_Dataset excerpt_:
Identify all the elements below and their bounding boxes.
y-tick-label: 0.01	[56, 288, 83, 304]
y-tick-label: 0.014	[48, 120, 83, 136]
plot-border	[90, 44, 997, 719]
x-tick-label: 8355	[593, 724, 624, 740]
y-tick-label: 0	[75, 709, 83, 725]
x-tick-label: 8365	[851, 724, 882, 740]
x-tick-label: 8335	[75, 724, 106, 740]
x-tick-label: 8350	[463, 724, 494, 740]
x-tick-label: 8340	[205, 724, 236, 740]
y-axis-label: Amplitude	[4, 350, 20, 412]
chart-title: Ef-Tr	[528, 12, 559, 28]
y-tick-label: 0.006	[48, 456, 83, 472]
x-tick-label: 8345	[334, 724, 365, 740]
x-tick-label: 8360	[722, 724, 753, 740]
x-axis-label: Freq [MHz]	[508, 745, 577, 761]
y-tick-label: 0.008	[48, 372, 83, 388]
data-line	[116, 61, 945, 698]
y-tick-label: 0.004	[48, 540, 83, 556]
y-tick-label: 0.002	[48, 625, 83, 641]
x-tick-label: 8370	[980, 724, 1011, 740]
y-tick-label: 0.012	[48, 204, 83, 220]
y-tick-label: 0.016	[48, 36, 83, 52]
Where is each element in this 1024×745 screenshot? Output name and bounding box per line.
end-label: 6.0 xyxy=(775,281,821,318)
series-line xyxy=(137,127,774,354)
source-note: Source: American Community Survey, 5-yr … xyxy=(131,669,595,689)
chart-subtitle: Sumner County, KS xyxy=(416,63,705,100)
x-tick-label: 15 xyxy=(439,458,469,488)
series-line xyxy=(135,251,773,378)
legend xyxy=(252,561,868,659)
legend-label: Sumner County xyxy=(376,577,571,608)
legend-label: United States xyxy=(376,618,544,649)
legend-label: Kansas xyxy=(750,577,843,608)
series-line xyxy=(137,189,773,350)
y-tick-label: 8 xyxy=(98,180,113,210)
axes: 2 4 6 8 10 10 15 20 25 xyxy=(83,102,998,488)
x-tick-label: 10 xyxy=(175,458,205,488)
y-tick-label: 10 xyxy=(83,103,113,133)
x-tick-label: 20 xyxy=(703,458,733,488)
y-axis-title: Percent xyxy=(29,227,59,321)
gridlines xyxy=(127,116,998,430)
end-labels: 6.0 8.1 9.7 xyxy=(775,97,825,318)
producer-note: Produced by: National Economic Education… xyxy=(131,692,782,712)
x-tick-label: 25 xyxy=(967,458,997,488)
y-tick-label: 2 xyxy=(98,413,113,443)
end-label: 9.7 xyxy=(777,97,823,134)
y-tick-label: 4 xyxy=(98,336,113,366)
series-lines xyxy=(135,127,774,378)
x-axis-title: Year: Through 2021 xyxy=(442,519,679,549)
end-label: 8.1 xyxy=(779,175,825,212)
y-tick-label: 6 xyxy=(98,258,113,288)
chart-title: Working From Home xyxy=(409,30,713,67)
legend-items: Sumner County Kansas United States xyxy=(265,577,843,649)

_Given task_:
Report every line of the records above that contains the string "note", treating uppercase and lowercase as different.

_Expected answer_:
source-note: Source: American Community Survey, 5-yr … xyxy=(131,669,595,689)
producer-note: Produced by: National Economic Education… xyxy=(131,692,782,712)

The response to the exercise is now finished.